Wagner è protagonista in Patriottismo attraverso la colonna sonora che lo omaggia (il Liebestod tratto dal Tristano e Isotta), oltre che per la messa a punto di un Gesamtkunstwerk che si avvale di codici classici affini all’originale ideale del compositore. Tra le tante affinità, quella iconografica: Mishima era ossessionato da alcuni miti dell’antica Grecia e dalla loro valenza universale, quindi riproponeva spesso alcuni stilemi di quella cultura, persino nella sua vita privata di cui curava maniacalmente l’immagine. Basti pensare alla sua casa in stile occidentale, addobbata da statue apollinee, ma soprattutto alla cura maniacale del corpo, modellato a partire da icone greco-classiche[5], per evocare un simbolismo prossimo alla sua concezione di “erotismo strettamente connesso alla morte violenta”, come dimostra la sua famosa immagine prestata al fotografo Shimoyama Kishin per la rappresentazione del martirio di San Sebastiano (1966), in cui il suo corpo denudato, legato e trafitto da frecce, rappresenta tuttora un’icona della sua intera opera.

> **DATI RACCOLTI**
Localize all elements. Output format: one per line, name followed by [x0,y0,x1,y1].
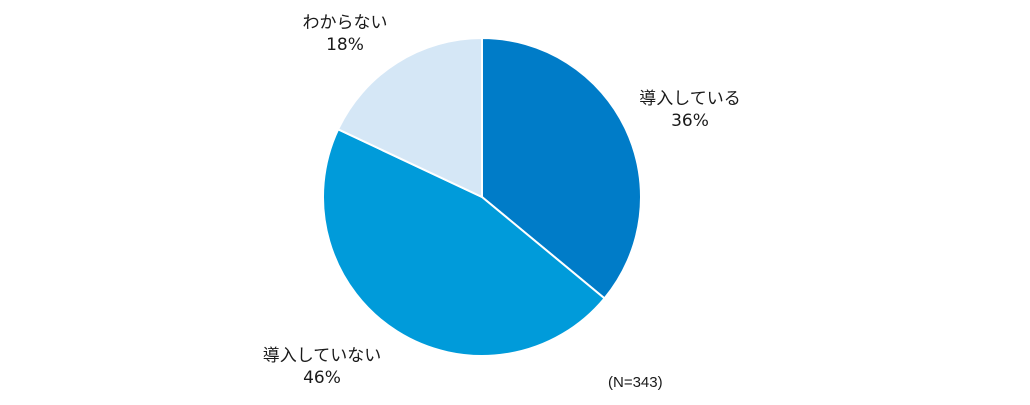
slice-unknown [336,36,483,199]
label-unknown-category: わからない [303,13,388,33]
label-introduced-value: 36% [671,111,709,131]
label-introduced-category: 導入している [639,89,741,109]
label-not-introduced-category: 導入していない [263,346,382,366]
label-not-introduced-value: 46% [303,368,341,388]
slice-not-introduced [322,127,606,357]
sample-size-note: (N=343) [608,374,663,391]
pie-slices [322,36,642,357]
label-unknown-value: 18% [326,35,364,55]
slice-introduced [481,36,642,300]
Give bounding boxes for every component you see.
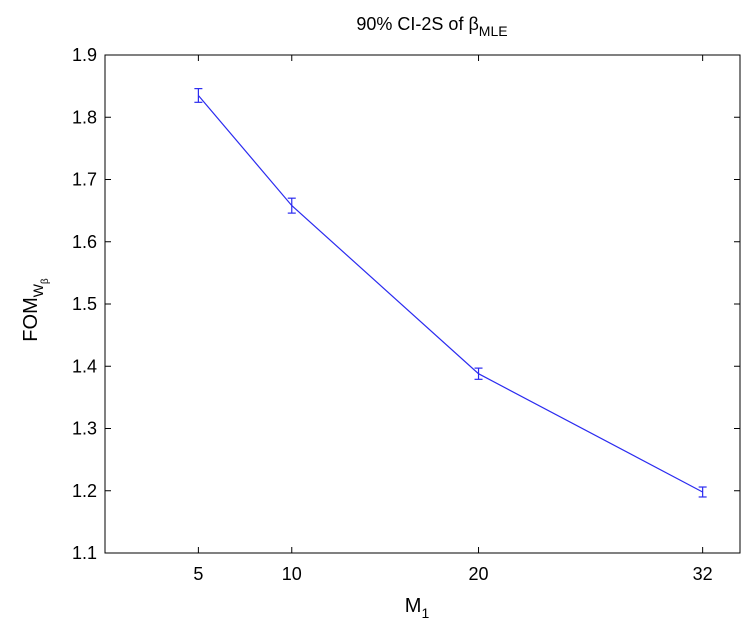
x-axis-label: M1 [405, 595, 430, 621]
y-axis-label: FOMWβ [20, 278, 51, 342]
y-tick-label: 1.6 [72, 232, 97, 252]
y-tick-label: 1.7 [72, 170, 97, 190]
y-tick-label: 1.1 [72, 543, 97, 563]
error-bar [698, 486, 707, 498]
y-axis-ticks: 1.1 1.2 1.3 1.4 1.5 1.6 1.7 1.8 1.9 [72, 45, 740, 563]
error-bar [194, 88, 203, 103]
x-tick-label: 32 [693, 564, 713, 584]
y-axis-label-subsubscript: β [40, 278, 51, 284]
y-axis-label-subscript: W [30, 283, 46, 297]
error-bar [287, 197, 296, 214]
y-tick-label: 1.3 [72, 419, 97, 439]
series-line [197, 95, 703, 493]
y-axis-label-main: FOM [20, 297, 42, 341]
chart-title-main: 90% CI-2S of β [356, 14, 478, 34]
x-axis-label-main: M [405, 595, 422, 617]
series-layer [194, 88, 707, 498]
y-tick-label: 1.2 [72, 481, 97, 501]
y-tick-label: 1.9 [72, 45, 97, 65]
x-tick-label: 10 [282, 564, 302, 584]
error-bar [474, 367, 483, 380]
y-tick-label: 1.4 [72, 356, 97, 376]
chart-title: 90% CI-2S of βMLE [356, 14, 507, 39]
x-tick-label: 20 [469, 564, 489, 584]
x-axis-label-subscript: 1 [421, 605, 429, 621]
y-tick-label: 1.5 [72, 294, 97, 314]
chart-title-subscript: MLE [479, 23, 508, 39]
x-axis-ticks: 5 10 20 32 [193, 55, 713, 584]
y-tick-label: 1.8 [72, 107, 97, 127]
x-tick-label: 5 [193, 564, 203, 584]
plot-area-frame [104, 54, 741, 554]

> **QUESITI**
[A] Secondo il brano su Mishima e Wagner, quale musica costituisce la colonna sonora di Patriottismo?
[B] Prosegui il brano su Mishima e Wagner con alcune frasi che vengano dopo la sua ultima.

> **SOLUZIONI**
[A] Il Liebestod tratto dal Tristano e Isotta di Wagner.

[B]
Come Wagner, era consapevole della possibilità di dare forma a una nuova arte portando su schermo ogni strumento vitale di singoli ambiti artistici che fosse in grado di contribuire alla formazione di una nuova narrativa. Patriottismo usufruisce al contempo di codici cinematografici, pittorici, teatrali, poetici. Virato in bianco e nero per accentuare il dècor proscenico di matrice buddhista e del teatro nō, divide la narrazione in capitoli con cui la narrazione amplifica gradualmente le sue componenti di eros e thanatos, dilatando i tempi della passione e quelli della morte. Sullo sfondo della scena di questo rituale, prevale l’immagine di un’unica parola in ideogrammi, shisei (dalla doppia connotazione di “sincerità” e “devozione”), cui si lega la sostanza narrativa del film: il tenente affronta la sua missione di morte, la moglie è pronta a sacrificarsi per l’ideale del marito. Deve dunque trattarsi di una morte “perfetta” dal punto di vista rituale e soprattutto estetico, che esalti la bellezza nel momento del suo massimo splendore, senza deturparla, un effetto ottenuto soprattutto attraverso le spennellate di nero (l’ideogramma, il sangue, i capelli sciolti durante l’amplesso) su scene candide attraversate da fasci di luce.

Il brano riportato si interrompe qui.